(Requirements) Exactly as written, quote every line that follows, skipping the images.

BEGIN Material for this exercise

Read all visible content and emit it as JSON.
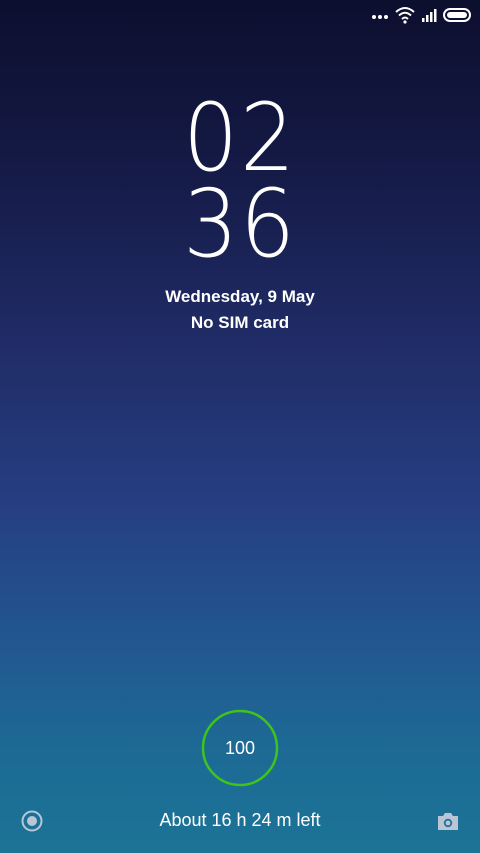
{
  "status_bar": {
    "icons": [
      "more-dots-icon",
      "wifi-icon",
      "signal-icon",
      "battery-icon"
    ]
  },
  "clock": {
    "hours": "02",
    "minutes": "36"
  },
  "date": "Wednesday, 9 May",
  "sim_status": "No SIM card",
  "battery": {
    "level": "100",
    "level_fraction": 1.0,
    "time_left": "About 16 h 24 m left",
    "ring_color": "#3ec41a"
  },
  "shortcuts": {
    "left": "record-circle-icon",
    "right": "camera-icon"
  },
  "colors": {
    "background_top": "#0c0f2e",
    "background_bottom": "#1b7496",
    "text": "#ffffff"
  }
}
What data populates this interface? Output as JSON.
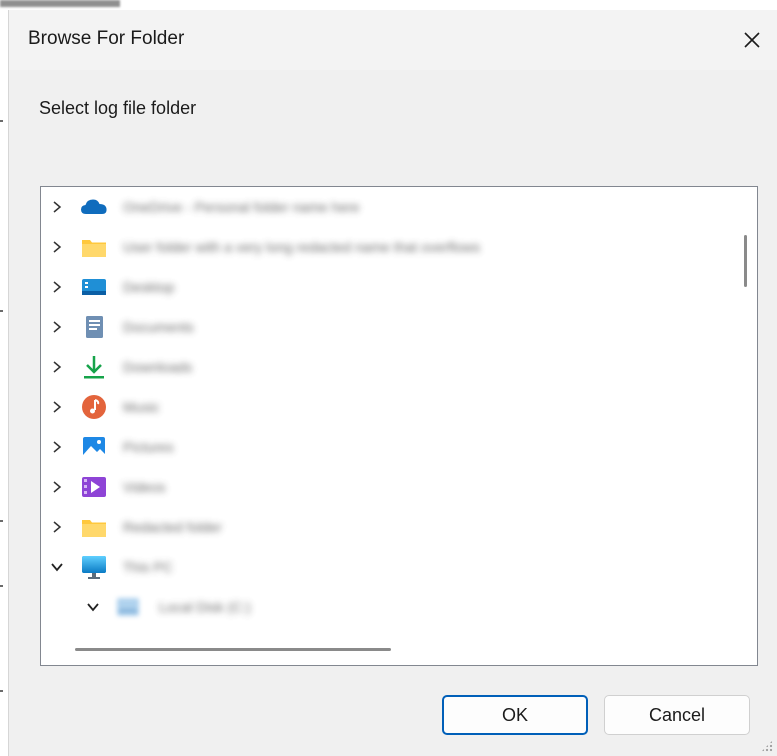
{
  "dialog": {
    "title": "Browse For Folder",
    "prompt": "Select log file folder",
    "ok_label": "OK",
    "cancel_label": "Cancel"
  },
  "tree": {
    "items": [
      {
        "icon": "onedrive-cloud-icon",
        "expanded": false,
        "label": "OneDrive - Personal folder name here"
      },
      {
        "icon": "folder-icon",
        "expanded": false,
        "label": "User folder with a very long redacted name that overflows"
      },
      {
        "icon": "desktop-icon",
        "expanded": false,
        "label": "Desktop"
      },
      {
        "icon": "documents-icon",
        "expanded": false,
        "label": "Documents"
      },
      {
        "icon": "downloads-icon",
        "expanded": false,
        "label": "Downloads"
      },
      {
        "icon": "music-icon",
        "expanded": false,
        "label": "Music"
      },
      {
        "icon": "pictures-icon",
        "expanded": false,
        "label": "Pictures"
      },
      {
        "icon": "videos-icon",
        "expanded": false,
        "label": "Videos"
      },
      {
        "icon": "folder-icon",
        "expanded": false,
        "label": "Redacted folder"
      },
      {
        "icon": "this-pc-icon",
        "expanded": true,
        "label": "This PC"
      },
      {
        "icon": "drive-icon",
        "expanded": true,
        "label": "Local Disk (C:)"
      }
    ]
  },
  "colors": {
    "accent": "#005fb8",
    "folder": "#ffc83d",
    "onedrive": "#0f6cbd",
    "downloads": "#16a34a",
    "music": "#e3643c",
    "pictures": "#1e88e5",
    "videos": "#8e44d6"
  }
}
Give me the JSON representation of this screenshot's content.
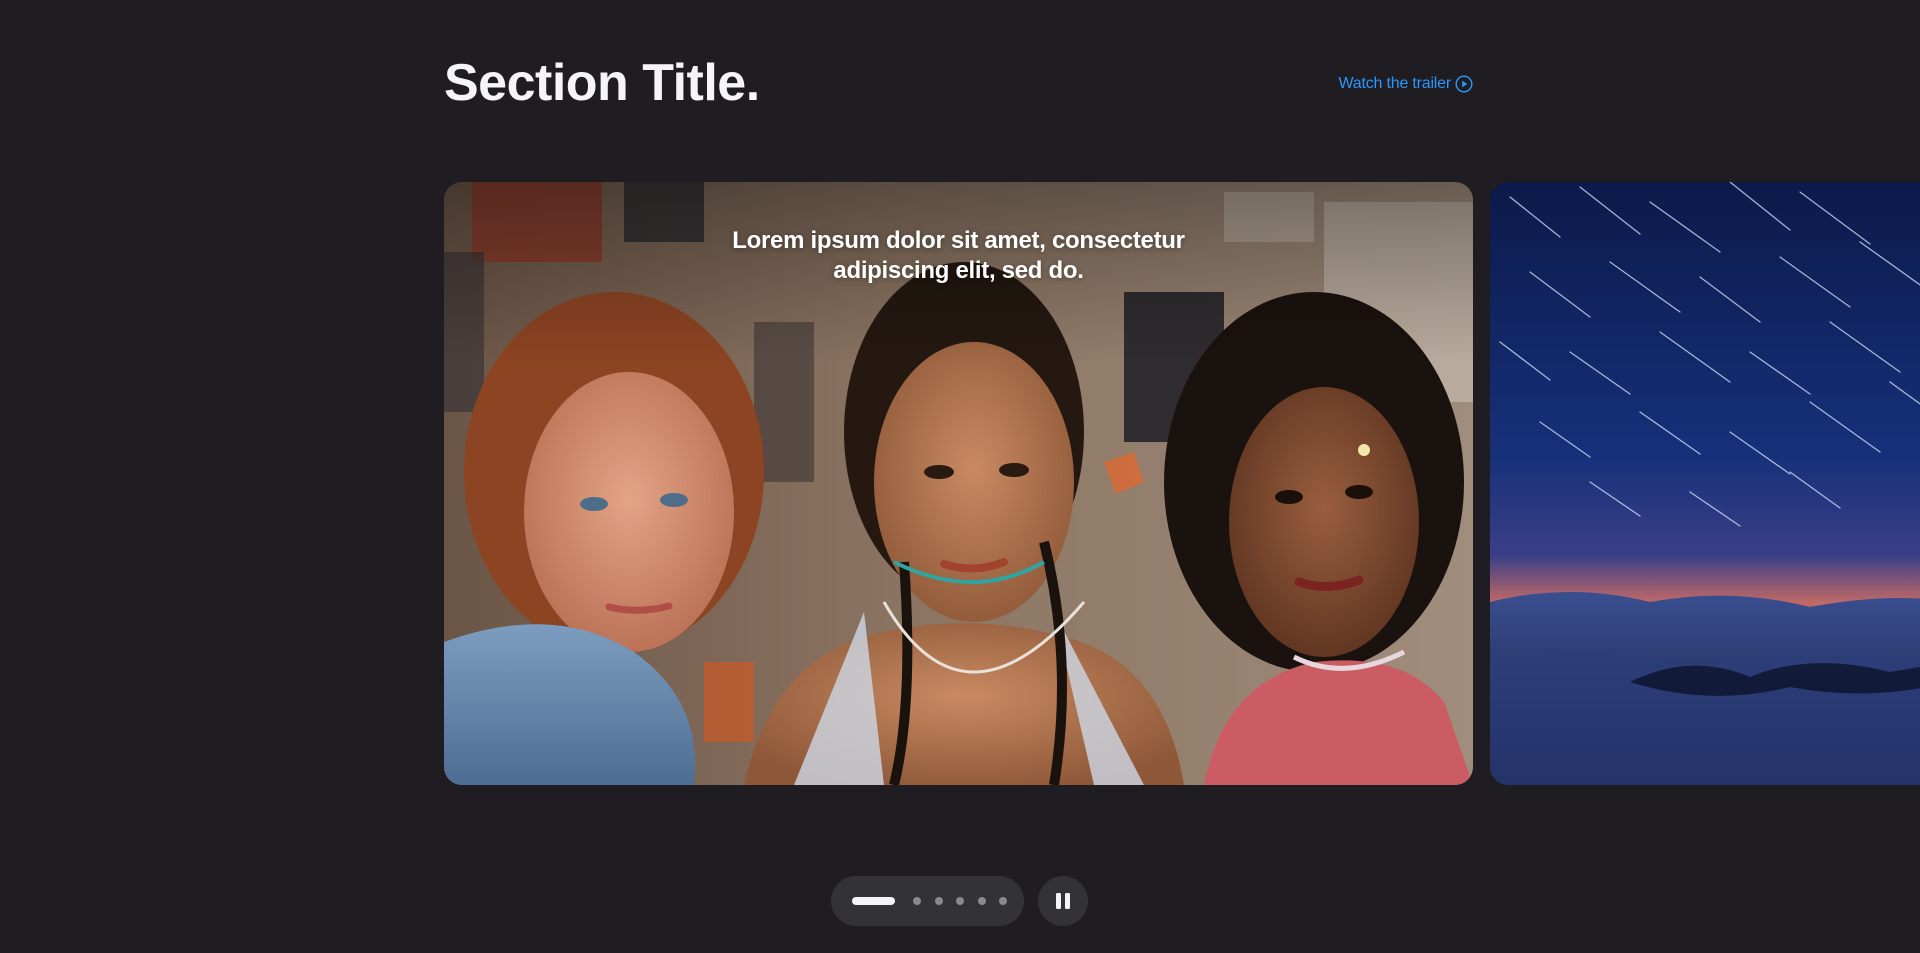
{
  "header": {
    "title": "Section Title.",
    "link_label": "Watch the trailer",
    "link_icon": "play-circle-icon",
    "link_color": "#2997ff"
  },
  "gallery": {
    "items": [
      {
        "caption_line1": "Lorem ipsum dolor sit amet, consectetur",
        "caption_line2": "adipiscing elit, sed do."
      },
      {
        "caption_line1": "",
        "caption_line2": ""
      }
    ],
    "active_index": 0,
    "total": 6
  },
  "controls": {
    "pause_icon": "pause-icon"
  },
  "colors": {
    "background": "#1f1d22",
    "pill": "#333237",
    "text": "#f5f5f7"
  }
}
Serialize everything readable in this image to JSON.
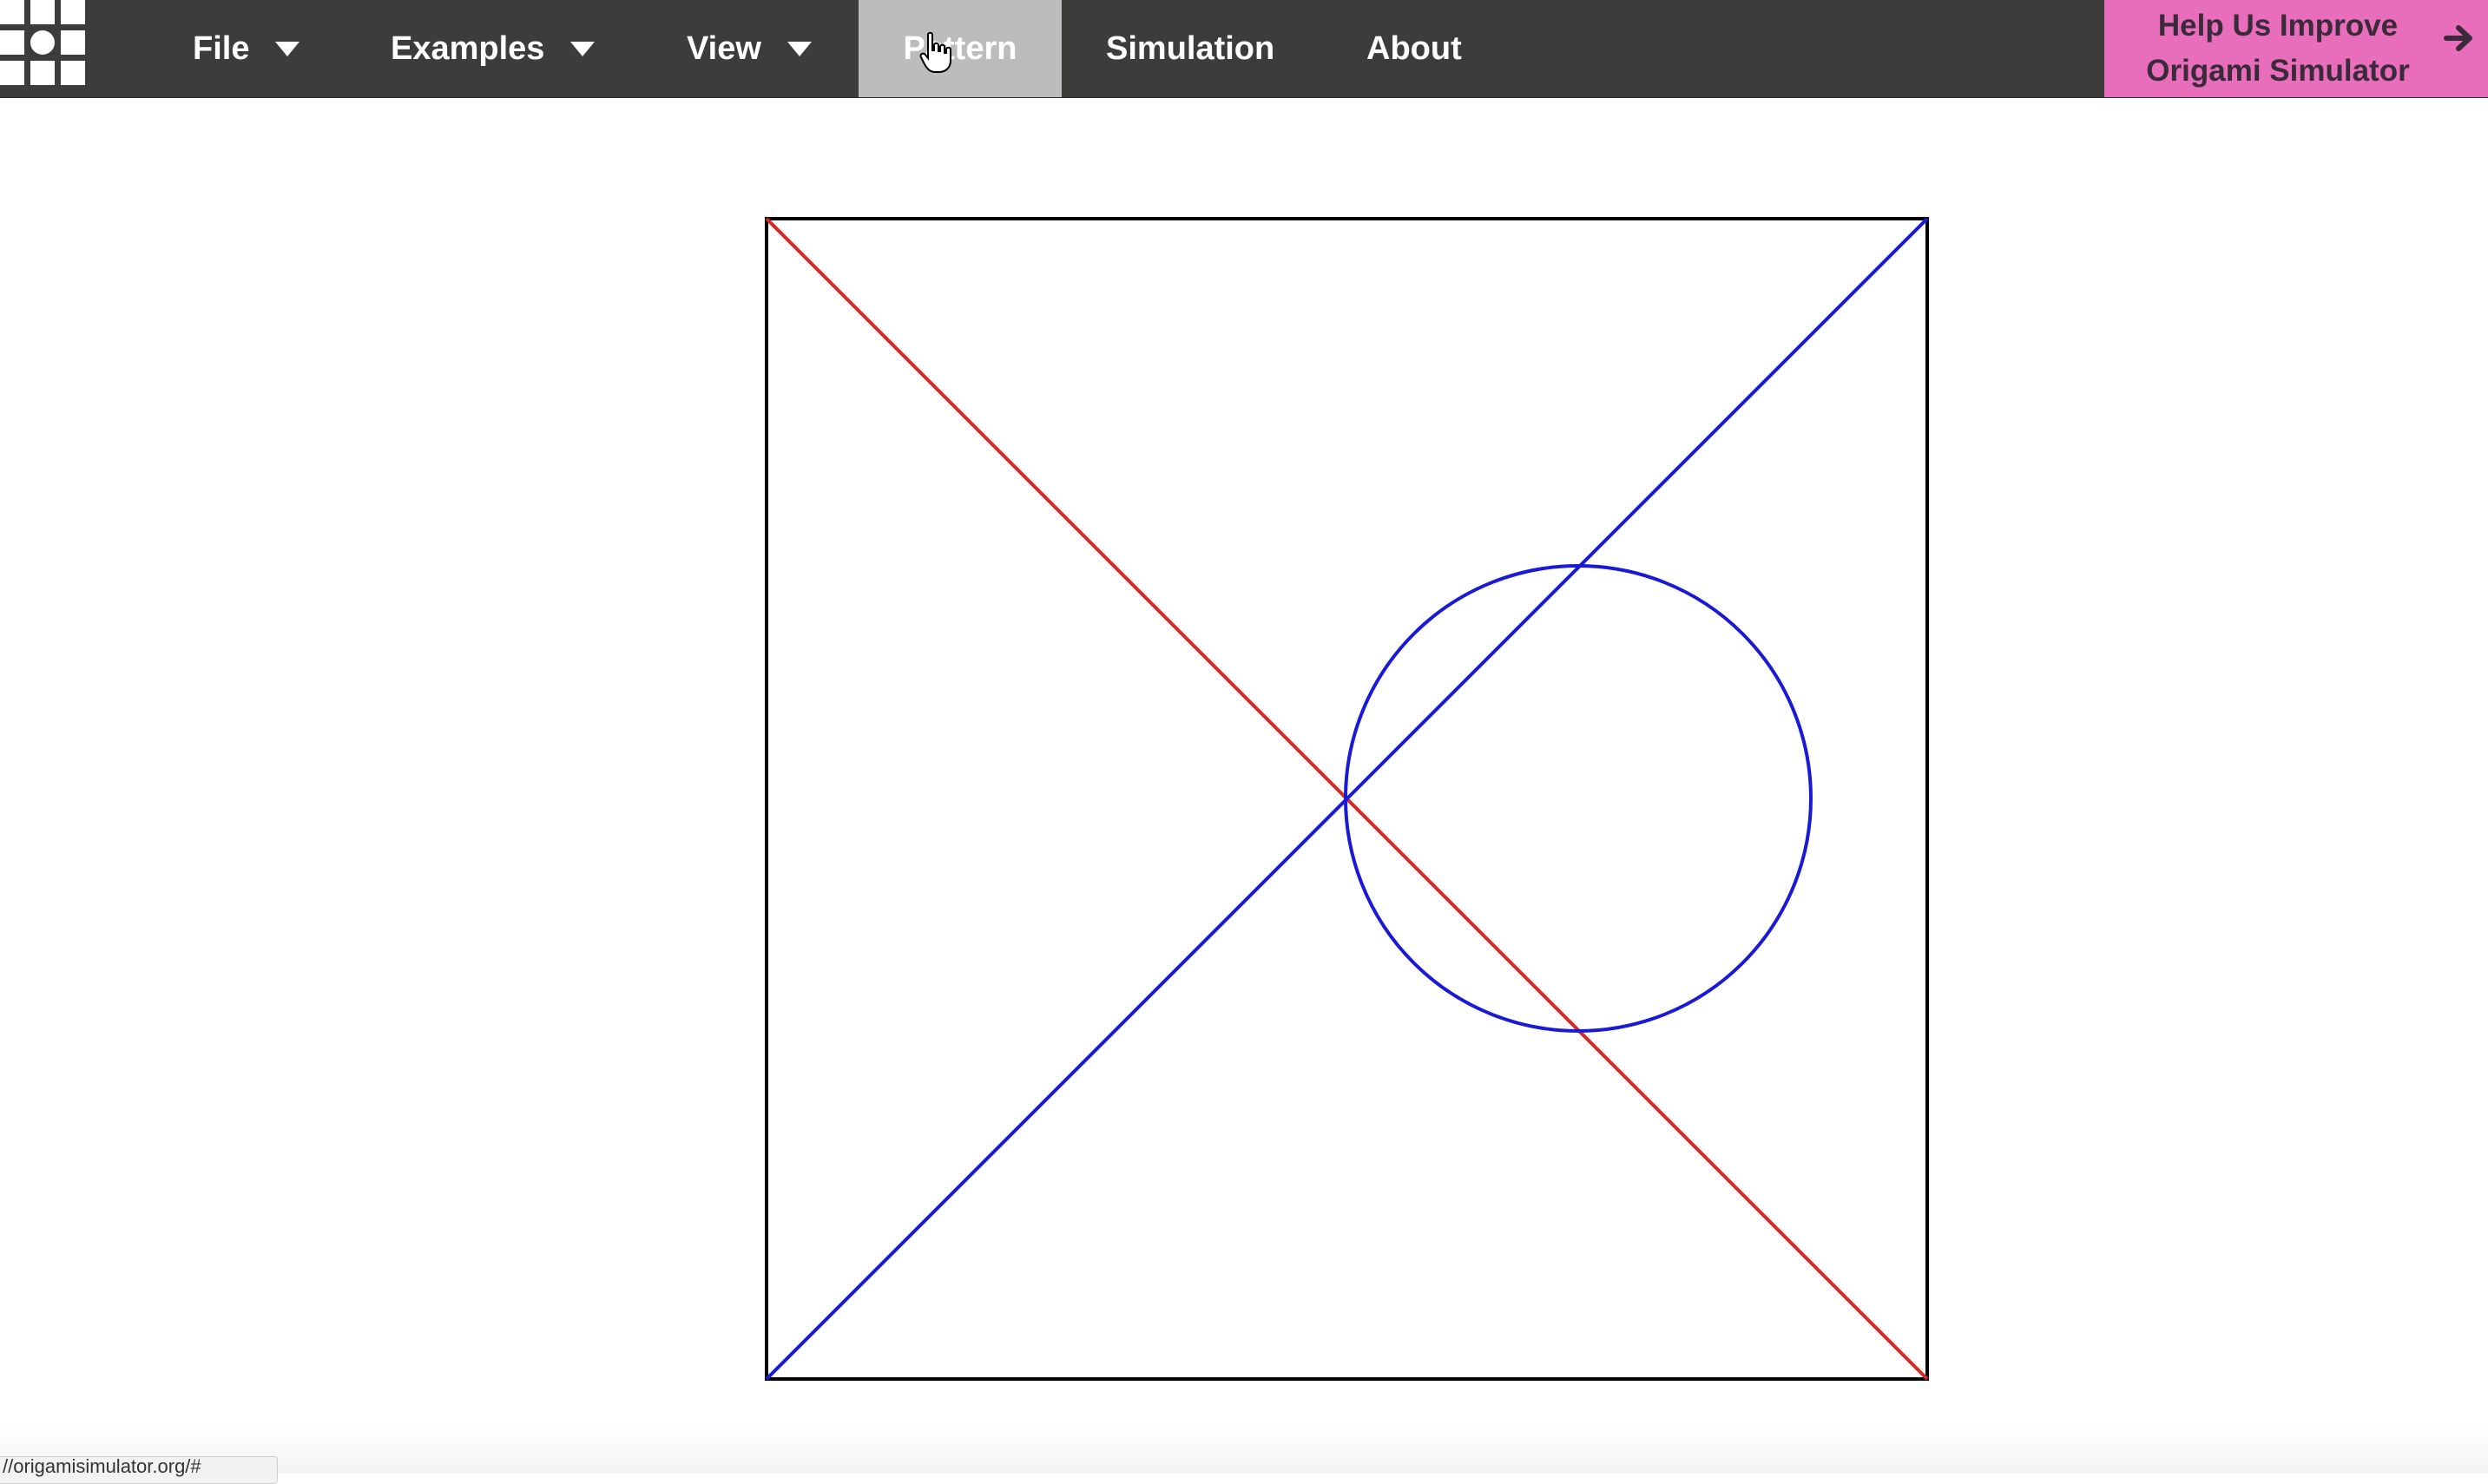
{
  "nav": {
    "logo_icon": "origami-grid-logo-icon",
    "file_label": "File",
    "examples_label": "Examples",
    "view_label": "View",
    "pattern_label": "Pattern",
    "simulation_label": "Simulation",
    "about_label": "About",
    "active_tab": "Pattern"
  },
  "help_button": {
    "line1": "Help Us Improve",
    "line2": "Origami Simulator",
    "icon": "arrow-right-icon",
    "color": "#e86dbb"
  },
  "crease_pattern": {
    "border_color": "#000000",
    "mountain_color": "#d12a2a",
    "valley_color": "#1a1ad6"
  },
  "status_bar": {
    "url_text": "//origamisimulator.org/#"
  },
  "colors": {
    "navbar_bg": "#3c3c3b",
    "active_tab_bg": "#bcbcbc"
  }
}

END Material for this exercise

(Completed exercise)
Read all visible content and emit it as JSON.
{
  "status_bar": {
    "icons": [
      "more-dots-icon",
      "wifi-icon",
      "signal-icon",
      "battery-icon"
    ]
  },
  "clock": {
    "hours": "02",
    "minutes": "36"
  },
  "date": "Wednesday, 9 May",
  "sim_status": "No SIM card",
  "battery": {
    "level": "100",
    "level_fraction": 1.0,
    "time_left": "About 16 h 24 m left",
    "ring_color": "#3ec41a"
  },
  "shortcuts": {
    "left": "record-circle-icon",
    "right": "camera-icon"
  },
  "colors": {
    "background_top": "#0c0f2e",
    "background_bottom": "#1b7496",
    "text": "#ffffff"
  }
}
What data populates this interface? Output as JSON.
{
  "dialog": {
    "title": "Browse For Folder",
    "prompt": "Select log file folder",
    "ok_label": "OK",
    "cancel_label": "Cancel"
  },
  "tree": {
    "items": [
      {
        "icon": "onedrive-cloud-icon",
        "expanded": false,
        "label": "OneDrive - Personal folder name here"
      },
      {
        "icon": "folder-icon",
        "expanded": false,
        "label": "User folder with a very long redacted name that overflows"
      },
      {
        "icon": "desktop-icon",
        "expanded": false,
        "label": "Desktop"
      },
      {
        "icon": "documents-icon",
        "expanded": false,
        "label": "Documents"
      },
      {
        "icon": "downloads-icon",
        "expanded": false,
        "label": "Downloads"
      },
      {
        "icon": "music-icon",
        "expanded": false,
        "label": "Music"
      },
      {
        "icon": "pictures-icon",
        "expanded": false,
        "label": "Pictures"
      },
      {
        "icon": "videos-icon",
        "expanded": false,
        "label": "Videos"
      },
      {
        "icon": "folder-icon",
        "expanded": false,
        "label": "Redacted folder"
      },
      {
        "icon": "this-pc-icon",
        "expanded": true,
        "label": "This PC"
      },
      {
        "icon": "drive-icon",
        "expanded": true,
        "label": "Local Disk (C:)"
      }
    ]
  },
  "colors": {
    "accent": "#005fb8",
    "folder": "#ffc83d",
    "onedrive": "#0f6cbd",
    "downloads": "#16a34a",
    "music": "#e3643c",
    "pictures": "#1e88e5",
    "videos": "#8e44d6"
  }
}
Give me the JSON representation of this screenshot's content.
{
  "header": {
    "title": "Section Title.",
    "link_label": "Watch the trailer",
    "link_icon": "play-circle-icon",
    "link_color": "#2997ff"
  },
  "gallery": {
    "items": [
      {
        "caption_line1": "Lorem ipsum dolor sit amet, consectetur",
        "caption_line2": "adipiscing elit, sed do."
      },
      {
        "caption_line1": "",
        "caption_line2": ""
      }
    ],
    "active_index": 0,
    "total": 6
  },
  "controls": {
    "pause_icon": "pause-icon"
  },
  "colors": {
    "background": "#1f1d22",
    "pill": "#333237",
    "text": "#f5f5f7"
  }
}
Serialize everything readable in this image to JSON.
{
  "nav": {
    "logo_icon": "origami-grid-logo-icon",
    "file_label": "File",
    "examples_label": "Examples",
    "view_label": "View",
    "pattern_label": "Pattern",
    "simulation_label": "Simulation",
    "about_label": "About",
    "active_tab": "Pattern"
  },
  "help_button": {
    "line1": "Help Us Improve",
    "line2": "Origami Simulator",
    "icon": "arrow-right-icon",
    "color": "#e86dbb"
  },
  "crease_pattern": {
    "border_color": "#000000",
    "mountain_color": "#d12a2a",
    "valley_color": "#1a1ad6"
  },
  "status_bar": {
    "url_text": "//origamisimulator.org/#"
  },
  "colors": {
    "navbar_bg": "#3c3c3b",
    "active_tab_bg": "#bcbcbc"
  }
}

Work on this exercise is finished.